--- PROBLEM TO SOLVE ---
Among the entries below, find the lines with "ekranu" and copy them.

--- RECORDS TO USE ---

━━━━━━━━━━

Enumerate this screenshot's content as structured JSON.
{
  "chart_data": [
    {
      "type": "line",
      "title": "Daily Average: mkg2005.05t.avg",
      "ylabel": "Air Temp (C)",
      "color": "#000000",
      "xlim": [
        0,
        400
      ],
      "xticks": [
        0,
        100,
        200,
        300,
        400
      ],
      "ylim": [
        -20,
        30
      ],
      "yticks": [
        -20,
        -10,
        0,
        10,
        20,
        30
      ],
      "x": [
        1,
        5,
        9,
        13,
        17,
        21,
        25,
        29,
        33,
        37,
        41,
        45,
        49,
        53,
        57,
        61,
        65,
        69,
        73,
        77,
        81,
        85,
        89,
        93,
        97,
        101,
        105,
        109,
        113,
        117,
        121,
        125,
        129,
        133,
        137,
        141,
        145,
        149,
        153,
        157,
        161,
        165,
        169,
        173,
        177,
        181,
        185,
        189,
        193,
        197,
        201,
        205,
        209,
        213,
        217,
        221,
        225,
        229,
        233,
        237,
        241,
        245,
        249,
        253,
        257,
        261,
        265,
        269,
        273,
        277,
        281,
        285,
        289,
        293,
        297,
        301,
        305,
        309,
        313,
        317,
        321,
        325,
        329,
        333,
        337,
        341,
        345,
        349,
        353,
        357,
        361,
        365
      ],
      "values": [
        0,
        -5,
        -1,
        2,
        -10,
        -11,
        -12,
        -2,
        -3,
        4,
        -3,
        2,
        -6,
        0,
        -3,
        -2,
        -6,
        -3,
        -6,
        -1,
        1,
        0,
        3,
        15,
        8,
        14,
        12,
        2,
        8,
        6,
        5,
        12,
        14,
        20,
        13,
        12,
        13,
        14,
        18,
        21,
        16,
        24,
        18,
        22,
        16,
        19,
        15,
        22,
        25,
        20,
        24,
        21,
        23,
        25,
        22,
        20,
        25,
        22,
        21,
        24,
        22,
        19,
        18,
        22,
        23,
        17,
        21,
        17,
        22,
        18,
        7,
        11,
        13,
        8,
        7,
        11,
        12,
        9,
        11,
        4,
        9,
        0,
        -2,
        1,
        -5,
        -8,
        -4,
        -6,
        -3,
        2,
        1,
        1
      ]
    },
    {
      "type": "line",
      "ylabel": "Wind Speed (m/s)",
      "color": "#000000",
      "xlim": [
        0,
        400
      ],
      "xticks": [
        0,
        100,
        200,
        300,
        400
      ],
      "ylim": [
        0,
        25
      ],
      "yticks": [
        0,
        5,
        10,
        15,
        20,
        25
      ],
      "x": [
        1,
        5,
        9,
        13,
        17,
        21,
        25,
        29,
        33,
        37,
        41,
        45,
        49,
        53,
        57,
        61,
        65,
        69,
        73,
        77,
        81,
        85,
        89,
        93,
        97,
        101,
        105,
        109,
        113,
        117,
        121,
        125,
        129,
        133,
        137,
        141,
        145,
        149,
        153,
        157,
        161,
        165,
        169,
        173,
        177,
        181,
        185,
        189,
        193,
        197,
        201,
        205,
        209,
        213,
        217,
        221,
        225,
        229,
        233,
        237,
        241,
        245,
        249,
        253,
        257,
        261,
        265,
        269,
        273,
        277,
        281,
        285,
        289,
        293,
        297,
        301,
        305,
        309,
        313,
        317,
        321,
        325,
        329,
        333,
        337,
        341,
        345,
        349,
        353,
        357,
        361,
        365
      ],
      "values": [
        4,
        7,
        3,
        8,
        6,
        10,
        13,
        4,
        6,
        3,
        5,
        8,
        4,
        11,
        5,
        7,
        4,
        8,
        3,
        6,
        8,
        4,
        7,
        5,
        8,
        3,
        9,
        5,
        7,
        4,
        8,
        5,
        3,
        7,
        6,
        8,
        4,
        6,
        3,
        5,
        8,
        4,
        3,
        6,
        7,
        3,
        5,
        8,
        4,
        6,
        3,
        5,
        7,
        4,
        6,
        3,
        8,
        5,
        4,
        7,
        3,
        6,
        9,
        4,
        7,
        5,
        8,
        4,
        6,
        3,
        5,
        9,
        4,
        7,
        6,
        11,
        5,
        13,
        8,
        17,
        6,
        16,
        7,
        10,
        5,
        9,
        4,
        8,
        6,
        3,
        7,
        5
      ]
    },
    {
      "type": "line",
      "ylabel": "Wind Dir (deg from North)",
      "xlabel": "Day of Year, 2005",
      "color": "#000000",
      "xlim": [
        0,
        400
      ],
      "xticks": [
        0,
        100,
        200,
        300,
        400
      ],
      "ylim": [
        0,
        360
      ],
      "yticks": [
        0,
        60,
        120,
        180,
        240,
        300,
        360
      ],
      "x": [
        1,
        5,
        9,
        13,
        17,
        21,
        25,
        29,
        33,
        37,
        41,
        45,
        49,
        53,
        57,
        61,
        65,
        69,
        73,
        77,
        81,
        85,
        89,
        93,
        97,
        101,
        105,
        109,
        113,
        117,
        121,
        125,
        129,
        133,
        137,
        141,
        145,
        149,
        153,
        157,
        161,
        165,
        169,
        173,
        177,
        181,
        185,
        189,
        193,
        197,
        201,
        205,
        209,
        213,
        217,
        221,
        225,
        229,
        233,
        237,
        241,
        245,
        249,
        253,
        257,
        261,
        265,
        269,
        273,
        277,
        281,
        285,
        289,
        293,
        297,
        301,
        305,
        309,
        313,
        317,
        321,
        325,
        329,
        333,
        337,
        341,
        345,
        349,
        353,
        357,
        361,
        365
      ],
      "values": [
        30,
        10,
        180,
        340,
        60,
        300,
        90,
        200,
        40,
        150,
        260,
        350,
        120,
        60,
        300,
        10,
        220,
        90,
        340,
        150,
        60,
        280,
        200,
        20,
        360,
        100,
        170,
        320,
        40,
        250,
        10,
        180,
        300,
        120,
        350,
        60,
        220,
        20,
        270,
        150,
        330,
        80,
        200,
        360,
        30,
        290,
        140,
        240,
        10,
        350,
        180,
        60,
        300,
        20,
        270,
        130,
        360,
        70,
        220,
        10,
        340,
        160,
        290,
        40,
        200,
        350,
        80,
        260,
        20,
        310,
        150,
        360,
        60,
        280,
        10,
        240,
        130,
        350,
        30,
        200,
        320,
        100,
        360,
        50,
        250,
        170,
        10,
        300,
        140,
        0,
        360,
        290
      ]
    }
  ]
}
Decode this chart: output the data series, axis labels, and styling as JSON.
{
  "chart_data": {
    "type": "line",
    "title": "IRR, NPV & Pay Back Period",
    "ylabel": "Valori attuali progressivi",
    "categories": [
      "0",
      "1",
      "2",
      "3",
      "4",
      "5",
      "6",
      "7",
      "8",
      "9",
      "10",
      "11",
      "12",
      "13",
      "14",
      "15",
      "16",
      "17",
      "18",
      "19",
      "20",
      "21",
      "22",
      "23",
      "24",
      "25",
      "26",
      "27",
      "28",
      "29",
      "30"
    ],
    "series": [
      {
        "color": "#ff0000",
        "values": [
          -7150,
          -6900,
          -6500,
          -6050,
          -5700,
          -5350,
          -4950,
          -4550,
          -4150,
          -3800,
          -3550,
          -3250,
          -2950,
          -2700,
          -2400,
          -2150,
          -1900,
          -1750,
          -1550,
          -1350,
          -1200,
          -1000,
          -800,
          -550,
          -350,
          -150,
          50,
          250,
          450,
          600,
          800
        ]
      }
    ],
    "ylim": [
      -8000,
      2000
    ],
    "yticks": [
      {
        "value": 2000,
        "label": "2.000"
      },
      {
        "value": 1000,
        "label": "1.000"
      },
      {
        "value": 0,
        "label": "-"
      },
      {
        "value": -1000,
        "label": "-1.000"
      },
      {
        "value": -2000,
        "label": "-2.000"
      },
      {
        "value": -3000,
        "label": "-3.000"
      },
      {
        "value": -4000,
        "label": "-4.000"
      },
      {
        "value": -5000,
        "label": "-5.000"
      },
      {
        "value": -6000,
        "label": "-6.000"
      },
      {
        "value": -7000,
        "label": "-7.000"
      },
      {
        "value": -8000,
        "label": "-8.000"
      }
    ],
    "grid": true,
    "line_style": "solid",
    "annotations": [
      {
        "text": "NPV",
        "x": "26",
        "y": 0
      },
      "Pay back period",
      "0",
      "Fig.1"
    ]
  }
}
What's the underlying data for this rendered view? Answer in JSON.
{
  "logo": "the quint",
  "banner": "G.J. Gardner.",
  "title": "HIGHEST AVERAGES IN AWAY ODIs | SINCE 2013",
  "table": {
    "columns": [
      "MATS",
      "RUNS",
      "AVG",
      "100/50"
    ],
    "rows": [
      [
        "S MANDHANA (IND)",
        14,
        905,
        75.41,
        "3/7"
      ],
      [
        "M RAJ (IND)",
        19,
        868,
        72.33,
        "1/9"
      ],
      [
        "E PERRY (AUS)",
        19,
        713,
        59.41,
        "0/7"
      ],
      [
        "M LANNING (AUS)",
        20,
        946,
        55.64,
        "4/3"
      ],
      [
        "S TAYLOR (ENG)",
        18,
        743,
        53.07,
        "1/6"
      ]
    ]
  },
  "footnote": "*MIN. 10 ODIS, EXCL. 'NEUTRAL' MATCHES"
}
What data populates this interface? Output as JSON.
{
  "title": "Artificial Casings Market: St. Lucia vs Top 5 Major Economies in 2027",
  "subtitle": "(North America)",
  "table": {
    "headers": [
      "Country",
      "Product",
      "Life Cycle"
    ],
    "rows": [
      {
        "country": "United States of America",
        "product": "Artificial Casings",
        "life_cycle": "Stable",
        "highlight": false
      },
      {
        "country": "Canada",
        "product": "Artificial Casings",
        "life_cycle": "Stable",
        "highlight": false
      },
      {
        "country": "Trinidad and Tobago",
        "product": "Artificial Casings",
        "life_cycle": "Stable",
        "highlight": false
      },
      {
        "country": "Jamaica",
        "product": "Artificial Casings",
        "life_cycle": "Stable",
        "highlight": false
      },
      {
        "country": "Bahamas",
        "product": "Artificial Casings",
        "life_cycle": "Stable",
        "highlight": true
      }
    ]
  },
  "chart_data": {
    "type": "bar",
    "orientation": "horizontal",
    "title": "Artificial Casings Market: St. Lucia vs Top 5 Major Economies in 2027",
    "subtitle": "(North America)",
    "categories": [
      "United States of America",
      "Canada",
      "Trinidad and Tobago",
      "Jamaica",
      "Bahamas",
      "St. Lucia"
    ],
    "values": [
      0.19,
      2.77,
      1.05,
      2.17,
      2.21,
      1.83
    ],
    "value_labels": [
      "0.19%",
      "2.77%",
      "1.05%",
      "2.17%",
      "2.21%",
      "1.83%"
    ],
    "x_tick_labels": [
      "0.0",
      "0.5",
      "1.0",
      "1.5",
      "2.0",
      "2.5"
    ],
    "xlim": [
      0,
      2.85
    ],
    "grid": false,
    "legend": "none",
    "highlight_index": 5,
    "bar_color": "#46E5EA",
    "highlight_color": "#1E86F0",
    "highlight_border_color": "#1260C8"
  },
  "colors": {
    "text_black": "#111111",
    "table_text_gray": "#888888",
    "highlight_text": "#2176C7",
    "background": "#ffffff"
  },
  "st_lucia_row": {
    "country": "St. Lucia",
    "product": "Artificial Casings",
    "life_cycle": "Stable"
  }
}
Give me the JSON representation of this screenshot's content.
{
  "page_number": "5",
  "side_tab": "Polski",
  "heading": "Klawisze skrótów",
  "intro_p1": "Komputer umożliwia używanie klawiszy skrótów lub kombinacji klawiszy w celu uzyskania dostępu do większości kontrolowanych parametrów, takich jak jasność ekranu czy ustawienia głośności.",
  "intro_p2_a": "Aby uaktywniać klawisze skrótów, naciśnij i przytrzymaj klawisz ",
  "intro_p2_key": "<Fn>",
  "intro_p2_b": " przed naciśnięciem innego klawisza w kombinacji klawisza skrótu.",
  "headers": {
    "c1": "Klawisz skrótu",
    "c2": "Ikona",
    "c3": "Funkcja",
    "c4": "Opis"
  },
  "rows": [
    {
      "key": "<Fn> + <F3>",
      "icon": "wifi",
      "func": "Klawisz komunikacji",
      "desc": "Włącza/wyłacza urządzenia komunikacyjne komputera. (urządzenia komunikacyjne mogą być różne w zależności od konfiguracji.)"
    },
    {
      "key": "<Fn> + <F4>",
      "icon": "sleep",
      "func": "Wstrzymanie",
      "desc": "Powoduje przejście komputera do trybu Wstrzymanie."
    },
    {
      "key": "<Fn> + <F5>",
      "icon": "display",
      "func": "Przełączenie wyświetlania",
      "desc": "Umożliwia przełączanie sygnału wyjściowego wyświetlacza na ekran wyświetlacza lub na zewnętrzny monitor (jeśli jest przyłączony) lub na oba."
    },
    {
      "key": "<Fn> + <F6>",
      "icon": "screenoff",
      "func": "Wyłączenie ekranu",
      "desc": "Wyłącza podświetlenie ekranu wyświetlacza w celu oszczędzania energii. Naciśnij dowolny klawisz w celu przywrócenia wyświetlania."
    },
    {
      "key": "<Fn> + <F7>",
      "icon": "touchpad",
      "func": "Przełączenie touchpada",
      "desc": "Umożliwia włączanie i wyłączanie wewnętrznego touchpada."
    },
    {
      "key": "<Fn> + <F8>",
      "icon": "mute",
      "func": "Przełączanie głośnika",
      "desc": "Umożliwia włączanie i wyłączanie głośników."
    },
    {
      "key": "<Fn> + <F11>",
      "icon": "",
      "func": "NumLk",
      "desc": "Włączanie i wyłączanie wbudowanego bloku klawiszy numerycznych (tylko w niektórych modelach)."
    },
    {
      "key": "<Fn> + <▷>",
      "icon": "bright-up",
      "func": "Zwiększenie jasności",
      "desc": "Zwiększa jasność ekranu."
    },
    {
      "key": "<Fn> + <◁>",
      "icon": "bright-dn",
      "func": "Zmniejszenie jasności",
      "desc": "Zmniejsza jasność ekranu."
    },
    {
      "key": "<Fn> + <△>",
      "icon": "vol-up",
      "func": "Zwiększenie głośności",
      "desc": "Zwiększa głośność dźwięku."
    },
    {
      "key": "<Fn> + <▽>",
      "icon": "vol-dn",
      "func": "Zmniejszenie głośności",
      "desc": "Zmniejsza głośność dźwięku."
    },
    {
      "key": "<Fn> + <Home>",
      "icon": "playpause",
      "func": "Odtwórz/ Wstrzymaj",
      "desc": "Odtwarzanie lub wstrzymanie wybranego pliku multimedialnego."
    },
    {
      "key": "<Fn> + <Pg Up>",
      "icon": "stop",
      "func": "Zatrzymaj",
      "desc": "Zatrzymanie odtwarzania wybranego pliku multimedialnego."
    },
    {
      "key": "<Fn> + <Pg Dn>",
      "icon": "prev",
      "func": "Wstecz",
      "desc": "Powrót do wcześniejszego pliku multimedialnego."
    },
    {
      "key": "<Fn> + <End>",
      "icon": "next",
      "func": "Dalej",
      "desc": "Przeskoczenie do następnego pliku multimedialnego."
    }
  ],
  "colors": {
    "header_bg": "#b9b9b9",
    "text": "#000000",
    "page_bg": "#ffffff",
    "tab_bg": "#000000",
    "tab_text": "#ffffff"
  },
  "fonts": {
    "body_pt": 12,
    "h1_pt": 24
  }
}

━━━━━━━━━━

--- FINISHED TASK ---
  "intro_p1": "Komputer umożliwia używanie klawiszy skrótów lub kombinacji klawiszy w celu uzyskania dostępu do większości kontrolowanych parametrów, takich jak jasność ekranu czy ustawienia głośności.",
      "func": "Wyłączenie ekranu",
      "desc": "Wyłącza podświetlenie ekranu wyświetlacza w celu oszczędzania energii. Naciśnij dowolny klawisz w celu przywrócenia wyświetlania."
      "desc": "Zwiększa jasność ekranu."
      "desc": "Zmniejsza jasność ekranu."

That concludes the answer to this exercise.